- DATA RECORDS -
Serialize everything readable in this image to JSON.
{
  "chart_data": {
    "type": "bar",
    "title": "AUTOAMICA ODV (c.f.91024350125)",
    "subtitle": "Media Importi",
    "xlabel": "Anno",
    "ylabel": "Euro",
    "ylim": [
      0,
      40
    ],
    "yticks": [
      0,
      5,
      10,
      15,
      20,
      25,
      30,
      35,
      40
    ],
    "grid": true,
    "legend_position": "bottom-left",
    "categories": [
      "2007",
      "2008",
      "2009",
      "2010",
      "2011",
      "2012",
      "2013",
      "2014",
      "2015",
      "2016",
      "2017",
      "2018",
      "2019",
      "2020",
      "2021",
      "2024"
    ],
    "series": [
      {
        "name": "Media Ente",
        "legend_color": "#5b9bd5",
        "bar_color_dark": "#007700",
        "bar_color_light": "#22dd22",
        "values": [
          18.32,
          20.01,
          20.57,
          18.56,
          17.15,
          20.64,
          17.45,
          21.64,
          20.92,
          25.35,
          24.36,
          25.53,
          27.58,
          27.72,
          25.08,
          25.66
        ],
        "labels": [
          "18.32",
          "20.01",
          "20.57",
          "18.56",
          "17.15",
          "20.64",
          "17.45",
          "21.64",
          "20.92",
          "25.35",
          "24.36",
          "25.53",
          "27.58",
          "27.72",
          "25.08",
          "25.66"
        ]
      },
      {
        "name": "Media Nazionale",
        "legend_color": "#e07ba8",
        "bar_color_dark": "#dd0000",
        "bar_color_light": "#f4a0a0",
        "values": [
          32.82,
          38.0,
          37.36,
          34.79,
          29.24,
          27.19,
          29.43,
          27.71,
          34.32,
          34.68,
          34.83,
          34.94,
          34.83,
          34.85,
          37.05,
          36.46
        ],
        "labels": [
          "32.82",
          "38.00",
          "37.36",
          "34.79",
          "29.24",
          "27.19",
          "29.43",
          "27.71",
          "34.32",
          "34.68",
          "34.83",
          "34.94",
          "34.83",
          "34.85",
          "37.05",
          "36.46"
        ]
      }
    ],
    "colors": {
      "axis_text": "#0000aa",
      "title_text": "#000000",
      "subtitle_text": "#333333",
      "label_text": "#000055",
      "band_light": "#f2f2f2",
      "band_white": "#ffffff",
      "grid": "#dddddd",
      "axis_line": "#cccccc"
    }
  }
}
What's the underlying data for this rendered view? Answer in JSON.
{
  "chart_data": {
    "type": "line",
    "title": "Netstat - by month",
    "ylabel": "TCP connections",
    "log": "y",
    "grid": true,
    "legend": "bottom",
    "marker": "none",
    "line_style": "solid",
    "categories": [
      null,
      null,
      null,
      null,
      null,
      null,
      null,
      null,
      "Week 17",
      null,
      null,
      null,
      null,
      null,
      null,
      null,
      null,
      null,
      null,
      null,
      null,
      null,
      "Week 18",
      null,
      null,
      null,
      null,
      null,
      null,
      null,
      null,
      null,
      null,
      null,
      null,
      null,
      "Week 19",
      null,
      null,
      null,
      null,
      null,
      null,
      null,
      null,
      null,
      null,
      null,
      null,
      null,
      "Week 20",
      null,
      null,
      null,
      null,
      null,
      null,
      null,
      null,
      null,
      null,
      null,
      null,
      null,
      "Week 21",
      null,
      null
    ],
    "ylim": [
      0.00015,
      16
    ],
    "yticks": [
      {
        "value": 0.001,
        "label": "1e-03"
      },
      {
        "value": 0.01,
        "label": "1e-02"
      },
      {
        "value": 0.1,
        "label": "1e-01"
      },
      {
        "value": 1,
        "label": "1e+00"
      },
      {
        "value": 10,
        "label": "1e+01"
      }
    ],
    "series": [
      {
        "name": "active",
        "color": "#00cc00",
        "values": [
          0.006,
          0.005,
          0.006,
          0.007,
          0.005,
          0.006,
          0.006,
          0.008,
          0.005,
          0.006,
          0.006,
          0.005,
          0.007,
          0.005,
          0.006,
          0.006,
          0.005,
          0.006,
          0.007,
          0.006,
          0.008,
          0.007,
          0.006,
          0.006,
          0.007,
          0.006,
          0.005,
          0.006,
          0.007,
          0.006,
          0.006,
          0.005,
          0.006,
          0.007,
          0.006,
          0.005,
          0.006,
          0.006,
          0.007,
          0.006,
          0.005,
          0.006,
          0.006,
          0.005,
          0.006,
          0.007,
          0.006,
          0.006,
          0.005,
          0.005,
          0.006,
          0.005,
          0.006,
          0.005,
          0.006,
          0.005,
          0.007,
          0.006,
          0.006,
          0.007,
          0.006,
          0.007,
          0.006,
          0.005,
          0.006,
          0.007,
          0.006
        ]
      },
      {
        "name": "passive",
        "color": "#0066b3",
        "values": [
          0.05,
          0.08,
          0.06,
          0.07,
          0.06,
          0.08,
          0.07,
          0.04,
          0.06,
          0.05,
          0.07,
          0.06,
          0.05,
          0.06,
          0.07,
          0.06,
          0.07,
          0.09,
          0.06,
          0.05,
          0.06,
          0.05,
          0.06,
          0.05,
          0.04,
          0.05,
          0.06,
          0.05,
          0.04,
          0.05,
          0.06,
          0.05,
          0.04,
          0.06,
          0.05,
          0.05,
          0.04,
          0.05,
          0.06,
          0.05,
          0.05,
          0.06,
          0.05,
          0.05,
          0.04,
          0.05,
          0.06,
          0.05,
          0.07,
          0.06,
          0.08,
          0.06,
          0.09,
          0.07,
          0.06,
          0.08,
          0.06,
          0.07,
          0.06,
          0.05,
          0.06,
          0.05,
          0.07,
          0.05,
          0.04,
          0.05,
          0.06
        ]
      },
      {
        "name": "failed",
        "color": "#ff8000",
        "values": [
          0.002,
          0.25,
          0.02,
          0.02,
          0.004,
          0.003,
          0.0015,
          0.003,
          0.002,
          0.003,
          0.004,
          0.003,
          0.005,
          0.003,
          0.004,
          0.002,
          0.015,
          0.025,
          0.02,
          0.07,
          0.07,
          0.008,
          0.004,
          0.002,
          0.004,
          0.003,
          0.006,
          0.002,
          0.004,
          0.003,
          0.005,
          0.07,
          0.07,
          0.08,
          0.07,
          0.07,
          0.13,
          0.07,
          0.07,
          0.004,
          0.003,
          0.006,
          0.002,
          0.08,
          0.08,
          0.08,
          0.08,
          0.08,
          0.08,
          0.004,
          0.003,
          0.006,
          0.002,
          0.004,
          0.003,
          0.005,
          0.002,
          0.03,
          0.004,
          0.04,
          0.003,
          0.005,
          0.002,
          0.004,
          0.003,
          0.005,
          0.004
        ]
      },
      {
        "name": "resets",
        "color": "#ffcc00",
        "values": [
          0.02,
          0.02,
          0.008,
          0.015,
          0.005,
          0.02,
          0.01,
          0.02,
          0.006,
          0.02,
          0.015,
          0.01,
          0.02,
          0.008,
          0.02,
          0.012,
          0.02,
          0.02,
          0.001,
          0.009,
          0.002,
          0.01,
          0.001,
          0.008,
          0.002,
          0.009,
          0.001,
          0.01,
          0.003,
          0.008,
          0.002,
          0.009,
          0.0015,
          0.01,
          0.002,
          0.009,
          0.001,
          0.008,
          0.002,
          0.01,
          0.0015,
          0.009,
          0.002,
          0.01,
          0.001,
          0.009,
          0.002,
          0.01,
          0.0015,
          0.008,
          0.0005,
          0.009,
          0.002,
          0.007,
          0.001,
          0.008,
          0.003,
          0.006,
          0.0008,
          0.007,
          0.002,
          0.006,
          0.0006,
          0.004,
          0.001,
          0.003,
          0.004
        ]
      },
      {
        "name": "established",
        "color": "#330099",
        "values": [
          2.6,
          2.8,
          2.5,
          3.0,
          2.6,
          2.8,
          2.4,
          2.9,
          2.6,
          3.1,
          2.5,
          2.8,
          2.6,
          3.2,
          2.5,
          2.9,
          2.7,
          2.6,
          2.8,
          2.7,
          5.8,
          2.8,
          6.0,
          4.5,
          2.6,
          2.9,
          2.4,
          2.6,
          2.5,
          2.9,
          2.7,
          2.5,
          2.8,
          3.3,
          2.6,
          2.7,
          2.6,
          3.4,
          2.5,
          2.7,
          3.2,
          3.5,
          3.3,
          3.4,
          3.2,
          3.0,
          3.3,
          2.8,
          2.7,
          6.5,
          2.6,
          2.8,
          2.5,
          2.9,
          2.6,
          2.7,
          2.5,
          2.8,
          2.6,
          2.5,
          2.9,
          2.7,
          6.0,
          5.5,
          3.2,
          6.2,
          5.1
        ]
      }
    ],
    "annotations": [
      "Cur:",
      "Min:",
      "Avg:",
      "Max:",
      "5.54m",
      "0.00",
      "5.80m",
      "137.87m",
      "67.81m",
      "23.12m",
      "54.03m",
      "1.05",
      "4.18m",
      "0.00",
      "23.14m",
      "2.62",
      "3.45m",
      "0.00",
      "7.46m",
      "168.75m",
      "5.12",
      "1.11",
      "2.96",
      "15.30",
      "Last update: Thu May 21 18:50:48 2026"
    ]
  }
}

- SHORT TASK -
Copy every line in the records above that contains the word "bottom".

- ANSWER FOR THIS EXERCISE -
    "legend_position": "bottom-left",
    "legend": "bottom",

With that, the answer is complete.